**** ENTRIES PROVIDED ****

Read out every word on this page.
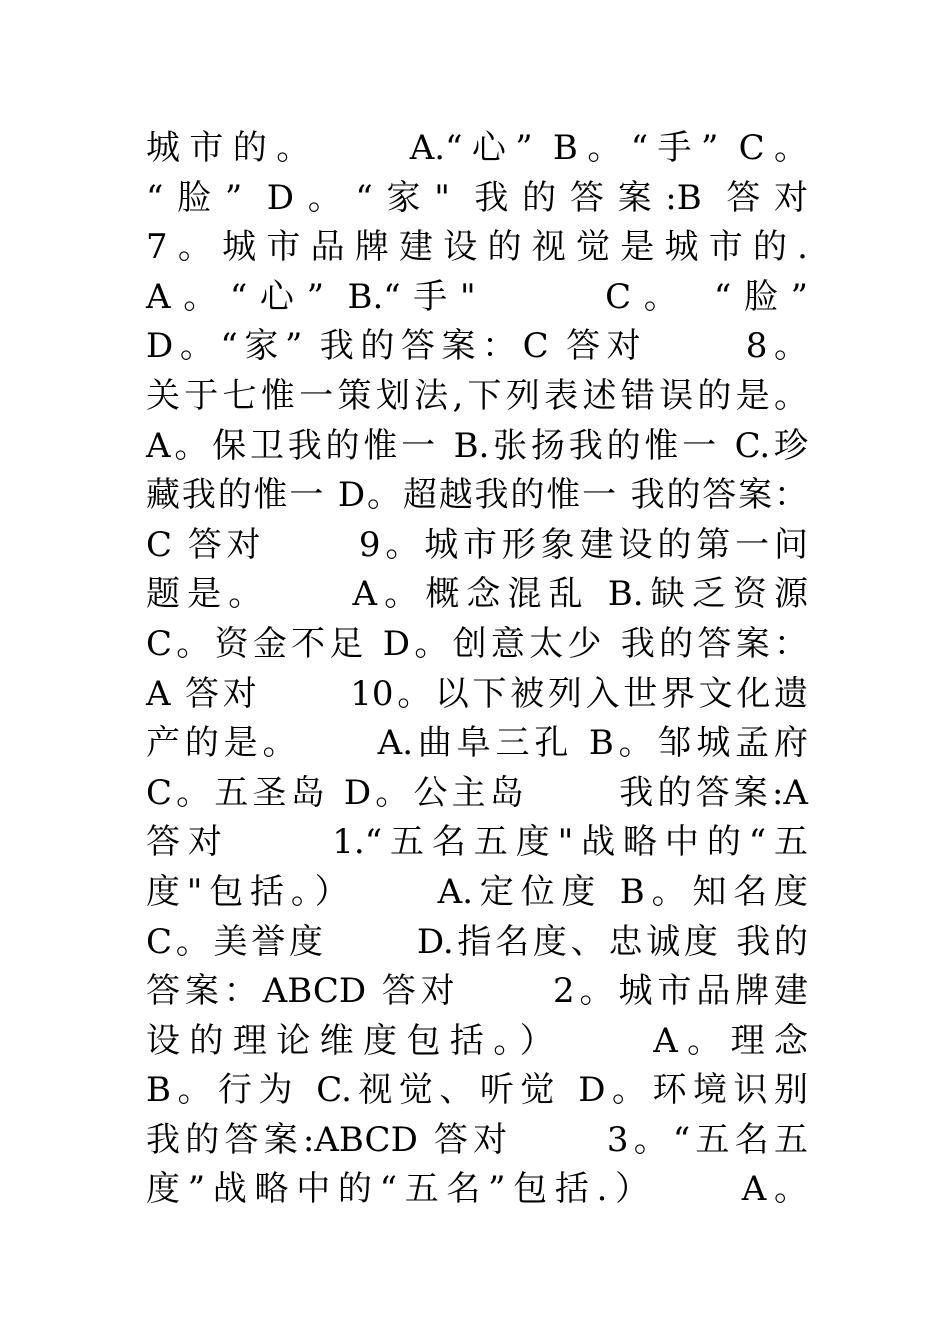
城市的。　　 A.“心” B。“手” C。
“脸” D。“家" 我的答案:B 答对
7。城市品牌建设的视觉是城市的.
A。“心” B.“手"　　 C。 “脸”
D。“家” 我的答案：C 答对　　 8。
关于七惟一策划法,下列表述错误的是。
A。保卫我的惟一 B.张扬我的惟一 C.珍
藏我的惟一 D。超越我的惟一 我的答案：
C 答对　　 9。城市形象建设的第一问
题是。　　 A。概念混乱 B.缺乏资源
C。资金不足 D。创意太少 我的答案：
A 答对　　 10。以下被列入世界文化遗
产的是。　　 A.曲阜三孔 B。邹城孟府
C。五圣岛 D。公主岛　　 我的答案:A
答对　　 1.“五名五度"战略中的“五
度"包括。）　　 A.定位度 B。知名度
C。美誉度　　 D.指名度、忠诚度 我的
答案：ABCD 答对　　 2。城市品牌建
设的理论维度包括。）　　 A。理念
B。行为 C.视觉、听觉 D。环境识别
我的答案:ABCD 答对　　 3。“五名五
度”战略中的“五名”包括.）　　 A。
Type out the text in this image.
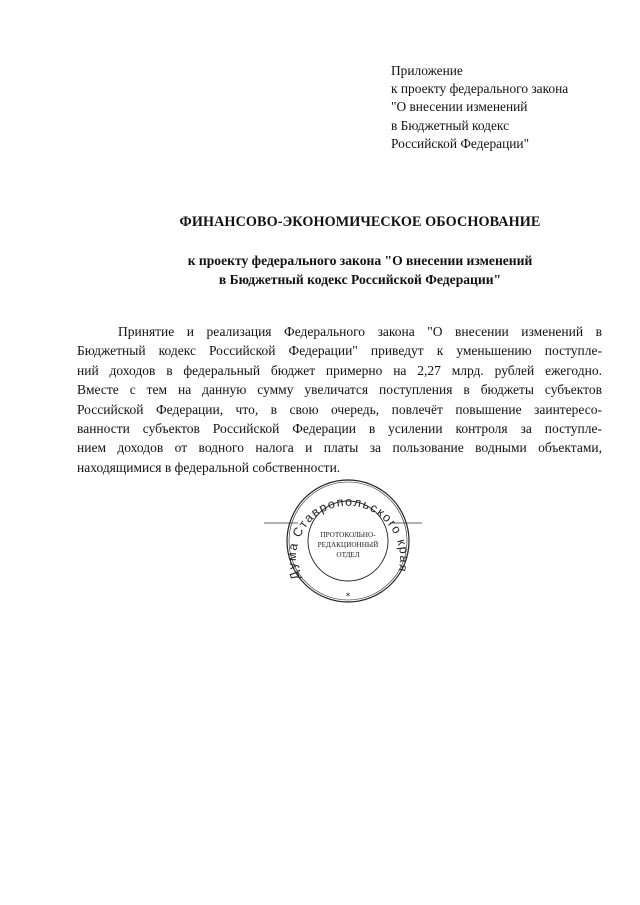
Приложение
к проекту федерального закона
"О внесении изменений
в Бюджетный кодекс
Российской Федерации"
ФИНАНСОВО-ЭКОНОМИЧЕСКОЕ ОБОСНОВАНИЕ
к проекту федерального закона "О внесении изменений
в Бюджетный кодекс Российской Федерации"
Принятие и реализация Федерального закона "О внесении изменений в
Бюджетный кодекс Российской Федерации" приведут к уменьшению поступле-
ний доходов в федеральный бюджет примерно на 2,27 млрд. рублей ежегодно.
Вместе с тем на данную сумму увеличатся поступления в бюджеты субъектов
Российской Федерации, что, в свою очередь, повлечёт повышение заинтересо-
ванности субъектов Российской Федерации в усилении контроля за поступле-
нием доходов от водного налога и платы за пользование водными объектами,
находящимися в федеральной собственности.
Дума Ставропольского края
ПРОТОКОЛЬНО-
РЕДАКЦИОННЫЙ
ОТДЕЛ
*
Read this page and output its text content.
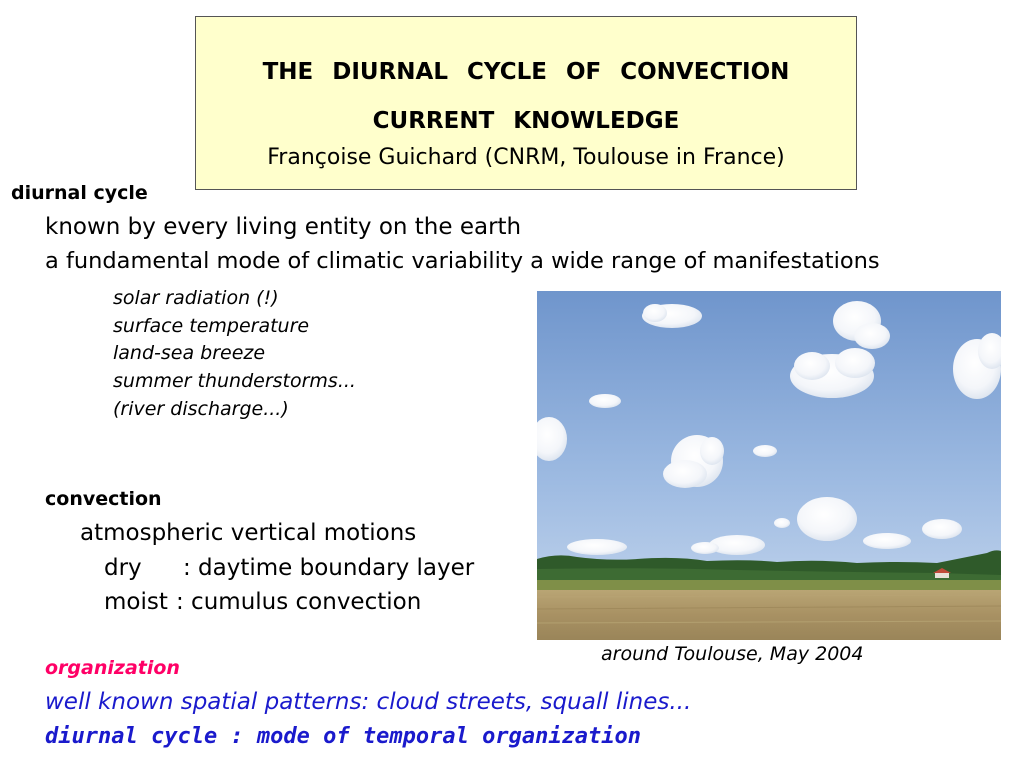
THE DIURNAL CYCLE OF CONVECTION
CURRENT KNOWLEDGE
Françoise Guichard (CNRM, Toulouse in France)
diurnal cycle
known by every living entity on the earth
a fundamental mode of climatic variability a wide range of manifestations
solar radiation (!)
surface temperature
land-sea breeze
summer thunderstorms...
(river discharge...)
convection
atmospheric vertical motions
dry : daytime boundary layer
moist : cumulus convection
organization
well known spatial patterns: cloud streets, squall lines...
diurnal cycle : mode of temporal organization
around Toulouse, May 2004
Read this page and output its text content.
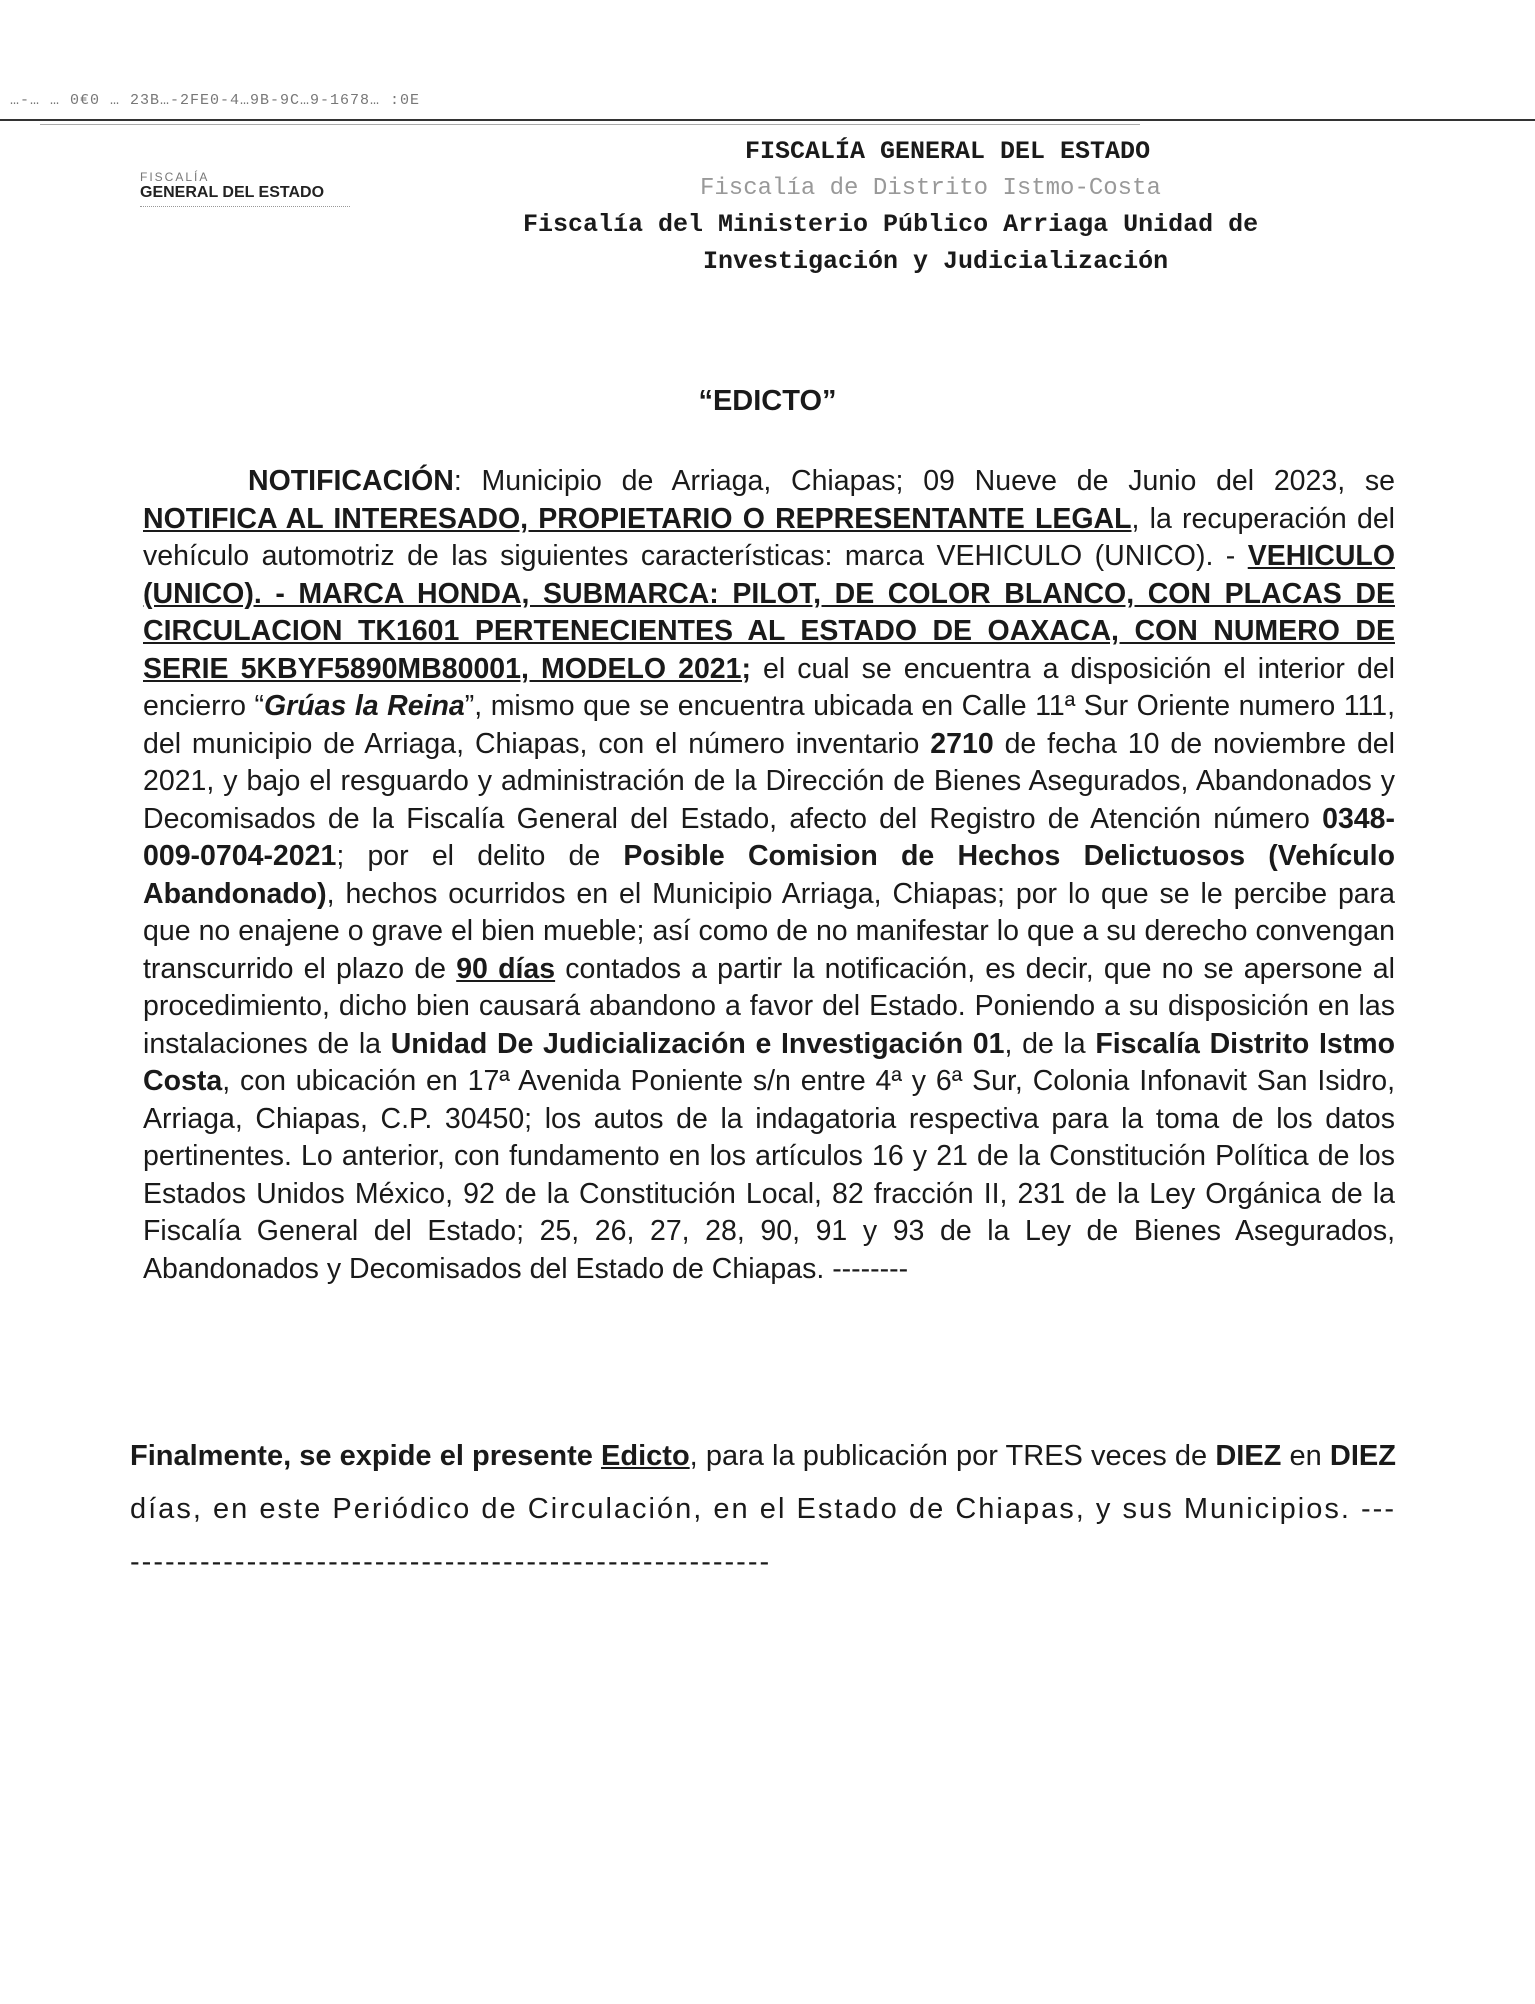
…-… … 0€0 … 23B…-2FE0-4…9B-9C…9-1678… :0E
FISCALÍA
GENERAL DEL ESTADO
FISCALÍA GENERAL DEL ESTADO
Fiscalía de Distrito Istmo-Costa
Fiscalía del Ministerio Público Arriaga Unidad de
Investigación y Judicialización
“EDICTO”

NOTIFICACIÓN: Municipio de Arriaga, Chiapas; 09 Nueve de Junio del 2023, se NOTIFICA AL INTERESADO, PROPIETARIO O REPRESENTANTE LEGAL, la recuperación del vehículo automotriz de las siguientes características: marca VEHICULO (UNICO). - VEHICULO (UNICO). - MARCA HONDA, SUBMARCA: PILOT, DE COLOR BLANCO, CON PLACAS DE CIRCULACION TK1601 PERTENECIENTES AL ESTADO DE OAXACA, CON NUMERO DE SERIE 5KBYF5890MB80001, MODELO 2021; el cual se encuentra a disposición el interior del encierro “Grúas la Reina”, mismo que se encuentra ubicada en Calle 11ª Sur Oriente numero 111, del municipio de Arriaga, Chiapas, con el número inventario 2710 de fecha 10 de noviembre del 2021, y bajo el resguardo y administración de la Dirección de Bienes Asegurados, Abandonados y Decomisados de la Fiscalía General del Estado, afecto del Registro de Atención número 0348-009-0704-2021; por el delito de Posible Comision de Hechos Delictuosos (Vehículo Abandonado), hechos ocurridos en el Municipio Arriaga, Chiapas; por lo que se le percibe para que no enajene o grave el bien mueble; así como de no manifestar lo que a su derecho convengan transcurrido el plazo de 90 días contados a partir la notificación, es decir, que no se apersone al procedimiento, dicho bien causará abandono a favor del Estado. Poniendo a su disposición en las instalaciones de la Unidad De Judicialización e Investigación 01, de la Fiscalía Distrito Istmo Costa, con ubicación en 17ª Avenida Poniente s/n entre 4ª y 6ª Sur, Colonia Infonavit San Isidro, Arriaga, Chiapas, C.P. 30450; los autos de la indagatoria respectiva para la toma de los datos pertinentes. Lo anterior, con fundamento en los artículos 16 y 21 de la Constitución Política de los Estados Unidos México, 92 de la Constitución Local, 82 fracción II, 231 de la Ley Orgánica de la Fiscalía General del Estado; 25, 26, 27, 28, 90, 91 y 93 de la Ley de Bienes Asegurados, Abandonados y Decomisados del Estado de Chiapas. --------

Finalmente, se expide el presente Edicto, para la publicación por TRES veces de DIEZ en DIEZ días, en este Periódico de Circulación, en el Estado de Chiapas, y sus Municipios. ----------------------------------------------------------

****

Your task is to collect every line above that contains the word "我的答案".

“脸” D。“家" 我的答案:B 答对
D。“家” 我的答案：C 答对　　 8。
藏我的惟一 D。超越我的惟一 我的答案：
C。资金不足 D。创意太少 我的答案：
C。五圣岛 D。公主岛　　 我的答案:A
我的答案:ABCD 答对　　 3。“五名五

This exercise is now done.